*Exercise details:*
Print verbatim the lines of the entries from the one containing "Transcribe the text in this document." to the last, inclusive, and no others.

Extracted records
+--

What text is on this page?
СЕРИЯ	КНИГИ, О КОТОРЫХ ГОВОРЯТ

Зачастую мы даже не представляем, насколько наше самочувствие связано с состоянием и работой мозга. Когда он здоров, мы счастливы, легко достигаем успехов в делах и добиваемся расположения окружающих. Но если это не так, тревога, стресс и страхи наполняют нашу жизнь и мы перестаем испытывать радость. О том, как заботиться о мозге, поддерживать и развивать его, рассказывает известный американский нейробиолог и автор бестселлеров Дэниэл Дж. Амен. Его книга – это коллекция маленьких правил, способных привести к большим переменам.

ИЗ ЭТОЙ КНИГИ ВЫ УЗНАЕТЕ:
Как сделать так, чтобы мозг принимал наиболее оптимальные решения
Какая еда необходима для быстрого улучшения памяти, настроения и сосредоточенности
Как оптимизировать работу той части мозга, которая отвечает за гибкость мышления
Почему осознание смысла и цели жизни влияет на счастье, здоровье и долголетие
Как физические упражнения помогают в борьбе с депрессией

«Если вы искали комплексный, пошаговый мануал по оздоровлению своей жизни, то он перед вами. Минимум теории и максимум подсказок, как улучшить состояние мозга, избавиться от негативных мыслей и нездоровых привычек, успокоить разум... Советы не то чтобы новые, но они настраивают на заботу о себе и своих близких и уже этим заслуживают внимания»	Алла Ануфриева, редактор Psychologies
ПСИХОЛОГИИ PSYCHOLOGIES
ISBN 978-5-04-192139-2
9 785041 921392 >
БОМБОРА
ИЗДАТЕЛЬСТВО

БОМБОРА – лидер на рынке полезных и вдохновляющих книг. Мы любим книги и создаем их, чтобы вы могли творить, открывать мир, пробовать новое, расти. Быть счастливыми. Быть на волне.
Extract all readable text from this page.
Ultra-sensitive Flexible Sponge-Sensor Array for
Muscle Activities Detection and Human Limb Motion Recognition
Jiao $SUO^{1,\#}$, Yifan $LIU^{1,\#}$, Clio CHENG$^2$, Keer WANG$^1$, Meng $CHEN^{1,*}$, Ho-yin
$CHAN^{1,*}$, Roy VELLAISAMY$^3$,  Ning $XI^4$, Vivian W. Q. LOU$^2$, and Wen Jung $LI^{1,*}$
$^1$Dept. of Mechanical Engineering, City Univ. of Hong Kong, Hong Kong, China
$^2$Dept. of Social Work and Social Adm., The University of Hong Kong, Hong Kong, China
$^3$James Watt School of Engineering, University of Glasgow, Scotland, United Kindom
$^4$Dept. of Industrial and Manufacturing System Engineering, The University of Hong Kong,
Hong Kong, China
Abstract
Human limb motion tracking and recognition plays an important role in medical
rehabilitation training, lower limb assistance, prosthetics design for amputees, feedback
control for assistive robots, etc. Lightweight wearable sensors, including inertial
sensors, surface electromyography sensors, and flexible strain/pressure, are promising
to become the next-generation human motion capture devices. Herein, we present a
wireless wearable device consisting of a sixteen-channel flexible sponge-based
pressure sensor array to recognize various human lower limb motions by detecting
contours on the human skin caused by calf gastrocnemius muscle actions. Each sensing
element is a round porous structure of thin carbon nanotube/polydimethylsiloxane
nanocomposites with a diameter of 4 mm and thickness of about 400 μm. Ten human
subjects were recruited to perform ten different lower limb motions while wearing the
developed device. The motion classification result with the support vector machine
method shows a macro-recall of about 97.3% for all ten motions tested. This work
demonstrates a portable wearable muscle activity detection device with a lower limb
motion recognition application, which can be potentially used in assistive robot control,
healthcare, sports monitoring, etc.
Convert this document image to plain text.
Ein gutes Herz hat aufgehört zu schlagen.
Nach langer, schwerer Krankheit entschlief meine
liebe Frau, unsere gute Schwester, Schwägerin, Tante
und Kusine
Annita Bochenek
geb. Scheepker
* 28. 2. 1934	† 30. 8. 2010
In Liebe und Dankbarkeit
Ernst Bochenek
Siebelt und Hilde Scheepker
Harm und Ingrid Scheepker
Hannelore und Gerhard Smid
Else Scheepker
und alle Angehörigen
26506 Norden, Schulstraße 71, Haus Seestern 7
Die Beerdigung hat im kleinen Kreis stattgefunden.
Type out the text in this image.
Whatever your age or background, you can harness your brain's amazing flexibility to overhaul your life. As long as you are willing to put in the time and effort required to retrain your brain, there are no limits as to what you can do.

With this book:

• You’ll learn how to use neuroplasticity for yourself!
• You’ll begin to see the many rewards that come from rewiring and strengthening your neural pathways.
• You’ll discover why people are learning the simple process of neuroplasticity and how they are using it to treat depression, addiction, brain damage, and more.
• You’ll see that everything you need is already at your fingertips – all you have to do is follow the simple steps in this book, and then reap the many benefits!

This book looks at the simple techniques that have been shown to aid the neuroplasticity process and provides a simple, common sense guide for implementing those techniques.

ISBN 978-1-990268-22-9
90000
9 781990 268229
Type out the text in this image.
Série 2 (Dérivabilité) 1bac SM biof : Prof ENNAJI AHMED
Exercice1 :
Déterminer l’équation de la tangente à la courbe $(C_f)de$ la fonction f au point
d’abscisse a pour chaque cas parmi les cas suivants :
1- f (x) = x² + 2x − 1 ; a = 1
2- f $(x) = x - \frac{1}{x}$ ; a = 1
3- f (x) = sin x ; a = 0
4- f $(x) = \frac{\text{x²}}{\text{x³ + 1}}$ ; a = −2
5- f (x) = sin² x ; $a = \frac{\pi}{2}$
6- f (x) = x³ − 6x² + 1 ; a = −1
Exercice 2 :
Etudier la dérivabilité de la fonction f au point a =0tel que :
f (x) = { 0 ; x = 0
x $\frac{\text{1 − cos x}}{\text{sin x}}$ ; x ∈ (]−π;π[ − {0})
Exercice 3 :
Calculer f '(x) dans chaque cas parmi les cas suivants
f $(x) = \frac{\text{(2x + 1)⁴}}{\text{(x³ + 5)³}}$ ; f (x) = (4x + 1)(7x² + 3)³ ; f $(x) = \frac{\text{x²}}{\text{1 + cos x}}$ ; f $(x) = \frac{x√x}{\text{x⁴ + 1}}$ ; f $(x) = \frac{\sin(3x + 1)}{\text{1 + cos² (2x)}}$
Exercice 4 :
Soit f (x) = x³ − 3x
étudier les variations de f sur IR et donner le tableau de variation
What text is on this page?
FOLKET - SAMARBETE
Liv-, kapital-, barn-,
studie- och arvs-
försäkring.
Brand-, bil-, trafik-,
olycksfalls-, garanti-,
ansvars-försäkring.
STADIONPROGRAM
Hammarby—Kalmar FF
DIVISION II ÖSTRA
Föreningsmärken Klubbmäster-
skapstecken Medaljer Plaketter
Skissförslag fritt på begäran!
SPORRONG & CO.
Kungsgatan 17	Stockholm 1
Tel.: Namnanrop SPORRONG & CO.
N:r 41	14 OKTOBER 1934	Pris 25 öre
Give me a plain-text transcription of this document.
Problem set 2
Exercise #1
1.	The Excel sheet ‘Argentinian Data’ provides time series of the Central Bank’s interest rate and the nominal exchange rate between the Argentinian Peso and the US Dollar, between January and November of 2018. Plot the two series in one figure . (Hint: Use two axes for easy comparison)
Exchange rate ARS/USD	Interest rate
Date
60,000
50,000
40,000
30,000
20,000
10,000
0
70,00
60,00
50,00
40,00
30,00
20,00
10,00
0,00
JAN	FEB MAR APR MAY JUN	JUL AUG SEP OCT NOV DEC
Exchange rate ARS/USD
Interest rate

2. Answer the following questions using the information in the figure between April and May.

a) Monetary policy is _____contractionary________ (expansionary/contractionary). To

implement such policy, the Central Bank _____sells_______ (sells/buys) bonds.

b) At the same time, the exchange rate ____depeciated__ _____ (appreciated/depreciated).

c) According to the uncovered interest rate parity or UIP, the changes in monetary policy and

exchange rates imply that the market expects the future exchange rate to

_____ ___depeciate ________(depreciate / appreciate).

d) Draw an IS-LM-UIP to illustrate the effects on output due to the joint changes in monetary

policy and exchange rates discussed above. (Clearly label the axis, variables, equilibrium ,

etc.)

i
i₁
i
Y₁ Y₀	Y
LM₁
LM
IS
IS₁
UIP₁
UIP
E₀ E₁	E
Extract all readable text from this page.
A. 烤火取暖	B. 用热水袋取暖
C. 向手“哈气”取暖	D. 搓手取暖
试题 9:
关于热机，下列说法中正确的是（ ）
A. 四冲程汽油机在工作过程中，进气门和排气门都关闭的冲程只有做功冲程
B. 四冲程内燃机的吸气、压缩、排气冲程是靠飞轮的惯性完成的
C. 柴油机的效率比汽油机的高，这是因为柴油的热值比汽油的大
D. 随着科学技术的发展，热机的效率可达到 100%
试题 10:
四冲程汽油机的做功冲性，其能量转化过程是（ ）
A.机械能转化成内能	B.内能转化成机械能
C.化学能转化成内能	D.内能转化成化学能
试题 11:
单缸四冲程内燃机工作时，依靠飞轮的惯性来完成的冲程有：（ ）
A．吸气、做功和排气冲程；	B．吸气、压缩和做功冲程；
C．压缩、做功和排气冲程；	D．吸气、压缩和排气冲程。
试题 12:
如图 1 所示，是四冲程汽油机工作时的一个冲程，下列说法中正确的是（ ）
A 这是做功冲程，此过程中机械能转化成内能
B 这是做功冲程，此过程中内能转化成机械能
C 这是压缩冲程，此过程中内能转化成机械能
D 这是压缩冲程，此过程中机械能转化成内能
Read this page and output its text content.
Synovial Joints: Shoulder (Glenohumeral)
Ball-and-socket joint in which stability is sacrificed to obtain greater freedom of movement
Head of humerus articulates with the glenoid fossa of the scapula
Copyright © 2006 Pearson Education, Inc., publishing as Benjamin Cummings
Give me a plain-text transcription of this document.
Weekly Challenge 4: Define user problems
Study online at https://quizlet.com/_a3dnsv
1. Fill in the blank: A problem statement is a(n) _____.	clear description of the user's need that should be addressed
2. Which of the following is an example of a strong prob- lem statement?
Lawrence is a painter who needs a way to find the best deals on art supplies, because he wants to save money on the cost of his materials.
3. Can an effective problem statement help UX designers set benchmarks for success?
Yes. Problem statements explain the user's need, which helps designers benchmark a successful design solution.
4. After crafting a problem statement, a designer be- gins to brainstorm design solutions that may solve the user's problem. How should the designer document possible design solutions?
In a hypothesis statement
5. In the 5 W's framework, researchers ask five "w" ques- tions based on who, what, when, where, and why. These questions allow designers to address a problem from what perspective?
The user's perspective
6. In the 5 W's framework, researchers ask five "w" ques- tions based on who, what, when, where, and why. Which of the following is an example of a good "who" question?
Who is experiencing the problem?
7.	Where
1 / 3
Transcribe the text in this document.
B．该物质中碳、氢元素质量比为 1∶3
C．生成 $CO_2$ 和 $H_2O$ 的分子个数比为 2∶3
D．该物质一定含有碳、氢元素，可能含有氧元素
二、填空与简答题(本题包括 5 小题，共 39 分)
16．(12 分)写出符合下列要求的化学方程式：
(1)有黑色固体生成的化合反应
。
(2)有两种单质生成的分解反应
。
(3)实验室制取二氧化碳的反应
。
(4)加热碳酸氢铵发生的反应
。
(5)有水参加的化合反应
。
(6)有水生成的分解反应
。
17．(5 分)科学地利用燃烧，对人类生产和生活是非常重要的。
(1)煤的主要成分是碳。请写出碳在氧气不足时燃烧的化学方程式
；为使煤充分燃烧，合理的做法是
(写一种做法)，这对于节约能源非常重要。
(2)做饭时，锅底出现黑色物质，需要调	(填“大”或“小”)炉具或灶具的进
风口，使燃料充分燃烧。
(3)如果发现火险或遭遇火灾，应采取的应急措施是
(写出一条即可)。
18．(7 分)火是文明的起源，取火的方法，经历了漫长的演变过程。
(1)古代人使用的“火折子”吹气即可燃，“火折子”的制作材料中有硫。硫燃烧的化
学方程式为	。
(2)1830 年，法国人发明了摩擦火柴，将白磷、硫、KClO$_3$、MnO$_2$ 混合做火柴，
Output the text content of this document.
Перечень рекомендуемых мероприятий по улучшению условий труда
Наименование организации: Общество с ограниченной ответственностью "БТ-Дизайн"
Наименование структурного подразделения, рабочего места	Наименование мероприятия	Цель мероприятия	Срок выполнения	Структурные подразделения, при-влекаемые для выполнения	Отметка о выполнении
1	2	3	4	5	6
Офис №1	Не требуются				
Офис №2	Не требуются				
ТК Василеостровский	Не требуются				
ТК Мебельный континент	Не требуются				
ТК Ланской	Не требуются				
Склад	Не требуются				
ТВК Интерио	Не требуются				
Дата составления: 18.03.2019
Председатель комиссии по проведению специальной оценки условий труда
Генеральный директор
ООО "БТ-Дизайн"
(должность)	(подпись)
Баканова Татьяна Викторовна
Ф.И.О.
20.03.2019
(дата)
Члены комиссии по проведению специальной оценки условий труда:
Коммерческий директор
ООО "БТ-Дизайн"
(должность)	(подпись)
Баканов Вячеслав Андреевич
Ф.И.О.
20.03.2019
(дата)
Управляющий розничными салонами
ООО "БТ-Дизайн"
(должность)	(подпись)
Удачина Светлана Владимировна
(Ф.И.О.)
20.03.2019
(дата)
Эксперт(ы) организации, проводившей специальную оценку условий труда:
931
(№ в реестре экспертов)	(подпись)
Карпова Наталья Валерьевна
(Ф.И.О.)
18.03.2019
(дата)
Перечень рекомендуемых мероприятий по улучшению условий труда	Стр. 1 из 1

+--

*Solution below:*
Transcribe the text in this document.
B．该物质中碳、氢元素质量比为 1∶3
C．生成 $CO_2$ 和 $H_2O$ 的分子个数比为 2∶3
D．该物质一定含有碳、氢元素，可能含有氧元素
二、填空与简答题(本题包括 5 小题，共 39 分)
16．(12 分)写出符合下列要求的化学方程式：
(1)有黑色固体生成的化合反应
。
(2)有两种单质生成的分解反应
。
(3)实验室制取二氧化碳的反应
。
(4)加热碳酸氢铵发生的反应
。
(5)有水参加的化合反应
。
(6)有水生成的分解反应
。
17．(5 分)科学地利用燃烧，对人类生产和生活是非常重要的。
(1)煤的主要成分是碳。请写出碳在氧气不足时燃烧的化学方程式
；为使煤充分燃烧，合理的做法是
(写一种做法)，这对于节约能源非常重要。
(2)做饭时，锅底出现黑色物质，需要调	(填“大”或“小”)炉具或灶具的进
风口，使燃料充分燃烧。
(3)如果发现火险或遭遇火灾，应采取的应急措施是
(写出一条即可)。
18．(7 分)火是文明的起源，取火的方法，经历了漫长的演变过程。
(1)古代人使用的“火折子”吹气即可燃，“火折子”的制作材料中有硫。硫燃烧的化
学方程式为	。
(2)1830 年，法国人发明了摩擦火柴，将白磷、硫、KClO$_3$、MnO$_2$ 混合做火柴，
Output the text content of this document.
Перечень рекомендуемых мероприятий по улучшению условий труда
Наименование организации: Общество с ограниченной ответственностью "БТ-Дизайн"
Наименование структурного подразделения, рабочего места	Наименование мероприятия	Цель мероприятия	Срок выполнения	Структурные подразделения, при-влекаемые для выполнения	Отметка о выполнении
1	2	3	4	5	6
Офис №1	Не требуются				
Офис №2	Не требуются				
ТК Василеостровский	Не требуются				
ТК Мебельный континент	Не требуются				
ТК Ланской	Не требуются				
Склад	Не требуются				
ТВК Интерио	Не требуются				
Дата составления: 18.03.2019
Председатель комиссии по проведению специальной оценки условий труда
Генеральный директор
ООО "БТ-Дизайн"
(должность)	(подпись)
Баканова Татьяна Викторовна
Ф.И.О.
20.03.2019
(дата)
Члены комиссии по проведению специальной оценки условий труда:
Коммерческий директор
ООО "БТ-Дизайн"
(должность)	(подпись)
Баканов Вячеслав Андреевич
Ф.И.О.
20.03.2019
(дата)
Управляющий розничными салонами
ООО "БТ-Дизайн"
(должность)	(подпись)
Удачина Светлана Владимировна
(Ф.И.О.)
20.03.2019
(дата)
Эксперт(ы) организации, проводившей специальную оценку условий труда:
931
(№ в реестре экспертов)	(подпись)
Карпова Наталья Валерьевна
(Ф.И.О.)
18.03.2019
(дата)
Перечень рекомендуемых мероприятий по улучшению условий труда	Стр. 1 из 1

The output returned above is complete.